Stated task →
Identify the lines containing the word "image". Copy each one.

****************

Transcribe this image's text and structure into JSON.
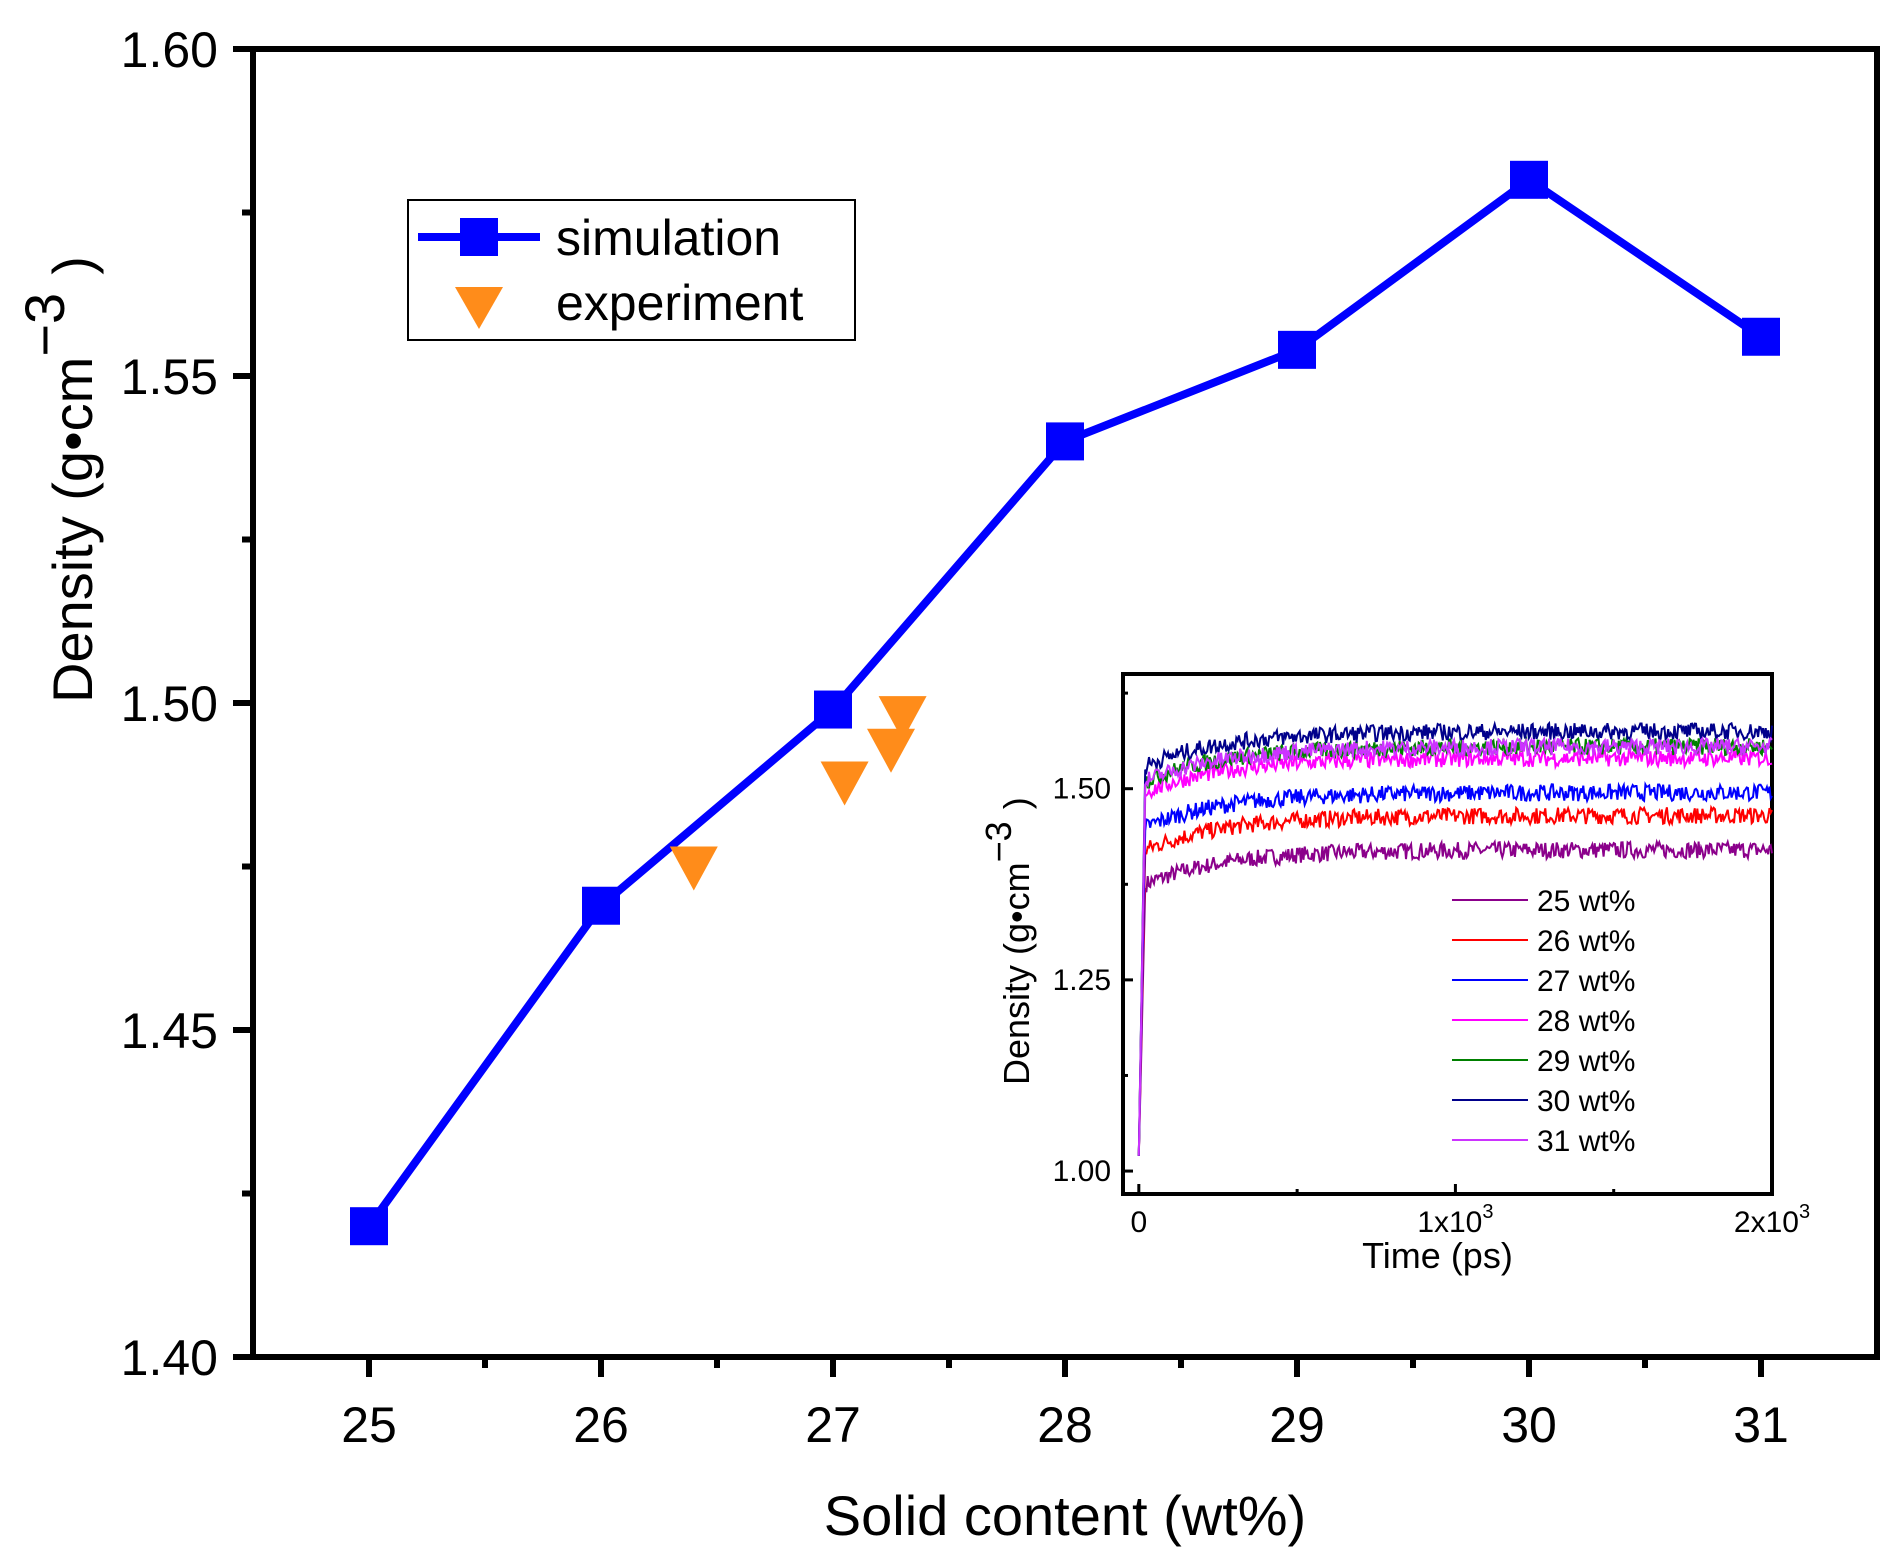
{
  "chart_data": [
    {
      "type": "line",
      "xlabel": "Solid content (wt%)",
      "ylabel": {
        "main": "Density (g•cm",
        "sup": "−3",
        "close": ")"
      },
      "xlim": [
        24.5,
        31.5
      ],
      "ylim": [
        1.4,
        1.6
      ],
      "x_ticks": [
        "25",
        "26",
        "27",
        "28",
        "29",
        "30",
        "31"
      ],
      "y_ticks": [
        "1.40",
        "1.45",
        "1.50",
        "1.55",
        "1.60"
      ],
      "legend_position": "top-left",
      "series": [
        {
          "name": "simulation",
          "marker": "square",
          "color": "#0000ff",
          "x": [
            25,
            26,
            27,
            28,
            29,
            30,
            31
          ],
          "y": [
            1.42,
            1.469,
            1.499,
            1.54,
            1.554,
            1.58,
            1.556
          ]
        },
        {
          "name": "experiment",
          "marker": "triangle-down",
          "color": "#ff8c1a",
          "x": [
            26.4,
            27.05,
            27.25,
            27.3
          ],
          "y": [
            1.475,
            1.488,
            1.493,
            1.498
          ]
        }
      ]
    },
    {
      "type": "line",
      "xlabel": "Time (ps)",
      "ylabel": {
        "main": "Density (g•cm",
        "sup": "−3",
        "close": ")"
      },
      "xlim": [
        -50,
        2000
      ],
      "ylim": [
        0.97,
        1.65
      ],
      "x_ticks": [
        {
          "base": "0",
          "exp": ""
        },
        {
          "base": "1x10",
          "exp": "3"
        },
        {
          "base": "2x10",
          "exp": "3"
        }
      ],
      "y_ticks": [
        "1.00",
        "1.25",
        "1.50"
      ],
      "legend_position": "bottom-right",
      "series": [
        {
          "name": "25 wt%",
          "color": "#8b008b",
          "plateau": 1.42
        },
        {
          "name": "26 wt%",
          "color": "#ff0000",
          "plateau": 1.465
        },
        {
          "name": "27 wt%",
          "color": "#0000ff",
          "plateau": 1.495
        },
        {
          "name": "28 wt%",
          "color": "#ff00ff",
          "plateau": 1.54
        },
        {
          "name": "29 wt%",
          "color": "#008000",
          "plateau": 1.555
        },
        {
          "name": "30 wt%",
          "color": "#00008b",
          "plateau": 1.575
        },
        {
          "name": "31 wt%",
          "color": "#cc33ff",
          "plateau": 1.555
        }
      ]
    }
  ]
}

****************

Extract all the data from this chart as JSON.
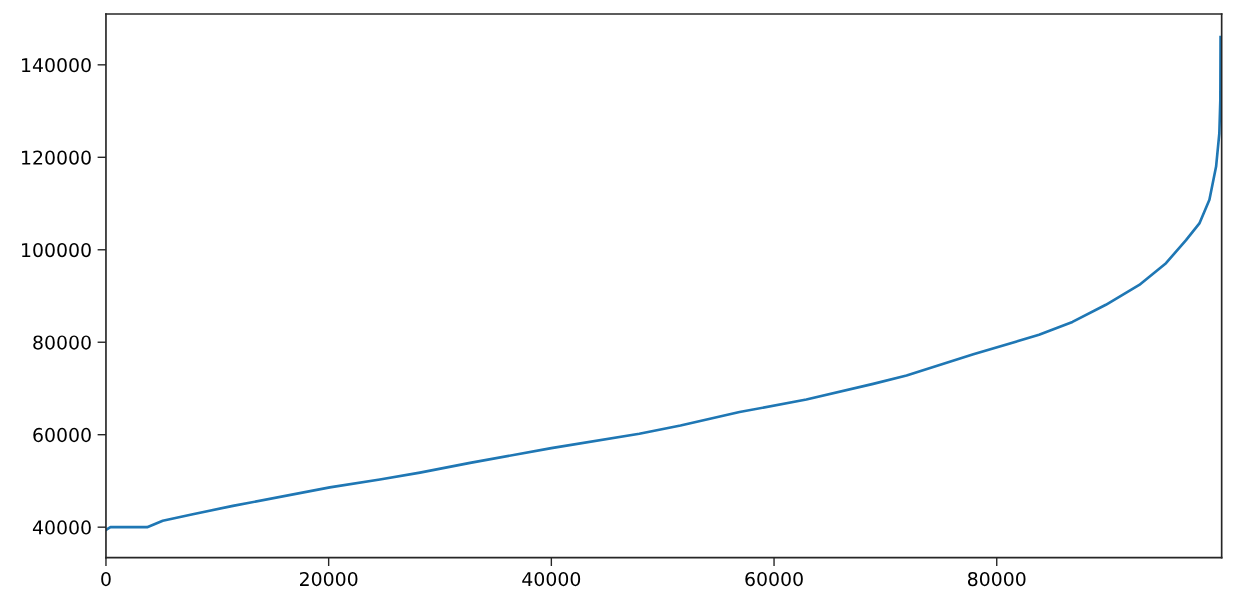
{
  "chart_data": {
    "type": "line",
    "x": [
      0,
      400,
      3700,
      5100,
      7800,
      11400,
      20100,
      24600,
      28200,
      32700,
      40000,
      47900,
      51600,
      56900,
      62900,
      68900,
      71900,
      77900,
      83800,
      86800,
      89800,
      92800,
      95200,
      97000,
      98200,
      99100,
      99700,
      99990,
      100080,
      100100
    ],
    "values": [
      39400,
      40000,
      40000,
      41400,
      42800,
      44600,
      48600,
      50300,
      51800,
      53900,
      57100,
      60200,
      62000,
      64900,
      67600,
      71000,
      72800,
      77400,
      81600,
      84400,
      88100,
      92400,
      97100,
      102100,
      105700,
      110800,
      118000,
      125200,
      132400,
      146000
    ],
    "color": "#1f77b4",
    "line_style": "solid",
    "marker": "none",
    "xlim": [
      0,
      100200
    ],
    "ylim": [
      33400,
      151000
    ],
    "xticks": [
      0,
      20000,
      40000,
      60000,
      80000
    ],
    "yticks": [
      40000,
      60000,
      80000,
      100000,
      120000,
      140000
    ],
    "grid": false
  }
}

****************

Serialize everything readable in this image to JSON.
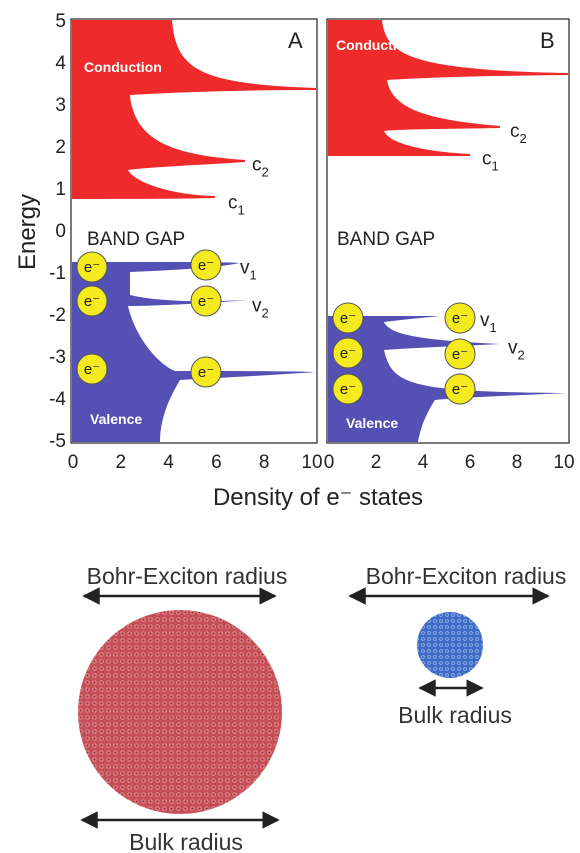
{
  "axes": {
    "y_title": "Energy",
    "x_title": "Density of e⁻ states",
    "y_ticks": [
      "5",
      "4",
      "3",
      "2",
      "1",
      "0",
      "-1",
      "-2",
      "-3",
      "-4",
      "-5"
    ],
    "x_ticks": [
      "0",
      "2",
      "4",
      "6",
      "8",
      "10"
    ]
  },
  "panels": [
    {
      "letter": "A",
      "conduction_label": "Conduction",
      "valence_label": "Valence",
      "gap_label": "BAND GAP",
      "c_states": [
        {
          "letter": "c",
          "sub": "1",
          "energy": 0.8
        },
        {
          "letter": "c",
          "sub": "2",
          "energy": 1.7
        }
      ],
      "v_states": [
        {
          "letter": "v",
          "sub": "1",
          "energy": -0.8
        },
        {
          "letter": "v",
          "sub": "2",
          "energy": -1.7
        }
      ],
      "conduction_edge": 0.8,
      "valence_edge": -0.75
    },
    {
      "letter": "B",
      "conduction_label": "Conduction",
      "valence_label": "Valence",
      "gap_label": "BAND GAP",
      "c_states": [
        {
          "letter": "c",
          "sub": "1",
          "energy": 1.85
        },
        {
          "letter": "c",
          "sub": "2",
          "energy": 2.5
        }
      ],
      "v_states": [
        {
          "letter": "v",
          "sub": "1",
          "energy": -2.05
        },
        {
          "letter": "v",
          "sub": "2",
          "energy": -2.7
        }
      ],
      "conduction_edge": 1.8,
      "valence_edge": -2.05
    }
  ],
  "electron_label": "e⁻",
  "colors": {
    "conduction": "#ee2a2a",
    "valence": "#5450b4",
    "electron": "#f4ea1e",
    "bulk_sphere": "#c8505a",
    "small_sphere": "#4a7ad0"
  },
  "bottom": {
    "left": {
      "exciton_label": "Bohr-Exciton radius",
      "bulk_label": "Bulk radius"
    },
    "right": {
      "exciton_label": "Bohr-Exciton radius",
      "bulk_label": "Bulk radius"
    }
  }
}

****************

Result of this exercise →
Transcribe this image's text and structure into JSON.
Serialize everything readable in this image to JSON.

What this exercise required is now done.